··· THE INPUT ···

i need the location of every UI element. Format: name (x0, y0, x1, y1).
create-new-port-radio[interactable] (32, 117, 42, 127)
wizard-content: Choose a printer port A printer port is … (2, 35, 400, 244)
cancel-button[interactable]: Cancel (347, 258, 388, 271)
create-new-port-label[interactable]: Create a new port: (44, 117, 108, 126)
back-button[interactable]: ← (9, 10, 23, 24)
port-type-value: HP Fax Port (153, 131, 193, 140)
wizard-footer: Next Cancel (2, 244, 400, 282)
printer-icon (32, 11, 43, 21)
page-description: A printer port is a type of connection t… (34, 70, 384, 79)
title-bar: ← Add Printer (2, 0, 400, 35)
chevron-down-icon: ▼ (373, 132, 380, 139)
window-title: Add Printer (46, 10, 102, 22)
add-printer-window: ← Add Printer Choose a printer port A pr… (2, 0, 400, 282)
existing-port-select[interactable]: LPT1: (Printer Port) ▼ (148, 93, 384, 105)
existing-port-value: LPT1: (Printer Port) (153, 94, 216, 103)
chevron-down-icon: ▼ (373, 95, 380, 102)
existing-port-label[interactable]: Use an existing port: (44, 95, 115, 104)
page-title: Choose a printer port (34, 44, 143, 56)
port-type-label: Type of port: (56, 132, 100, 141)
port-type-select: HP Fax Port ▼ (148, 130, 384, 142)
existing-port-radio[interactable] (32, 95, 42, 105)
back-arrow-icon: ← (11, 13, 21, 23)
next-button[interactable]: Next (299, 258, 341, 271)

···

## EXERCISE INSTRUCTIONS
Copy the entries above word for word.

## REPLY TO THE TASK
i need the location of every UI element. Format: name (x0, y0, x1, y1).
create-new-port-radio[interactable] (32, 117, 42, 127)
wizard-content: Choose a printer port A printer port is … (2, 35, 400, 244)
cancel-button[interactable]: Cancel (347, 258, 388, 271)
create-new-port-label[interactable]: Create a new port: (44, 117, 108, 126)
back-button[interactable]: ← (9, 10, 23, 24)
port-type-value: HP Fax Port (153, 131, 193, 140)
wizard-footer: Next Cancel (2, 244, 400, 282)
printer-icon (32, 11, 43, 21)
page-description: A printer port is a type of connection t… (34, 70, 384, 79)
title-bar: ← Add Printer (2, 0, 400, 35)
chevron-down-icon: ▼ (373, 132, 380, 139)
window-title: Add Printer (46, 10, 102, 22)
add-printer-window: ← Add Printer Choose a printer port A pr… (2, 0, 400, 282)
existing-port-select[interactable]: LPT1: (Printer Port) ▼ (148, 93, 384, 105)
existing-port-value: LPT1: (Printer Port) (153, 94, 216, 103)
chevron-down-icon: ▼ (373, 95, 380, 102)
existing-port-label[interactable]: Use an existing port: (44, 95, 115, 104)
page-title: Choose a printer port (34, 44, 143, 56)
port-type-label: Type of port: (56, 132, 100, 141)
port-type-select: HP Fax Port ▼ (148, 130, 384, 142)
existing-port-radio[interactable] (32, 95, 42, 105)
back-arrow-icon: ← (11, 13, 21, 23)
next-button[interactable]: Next (299, 258, 341, 271)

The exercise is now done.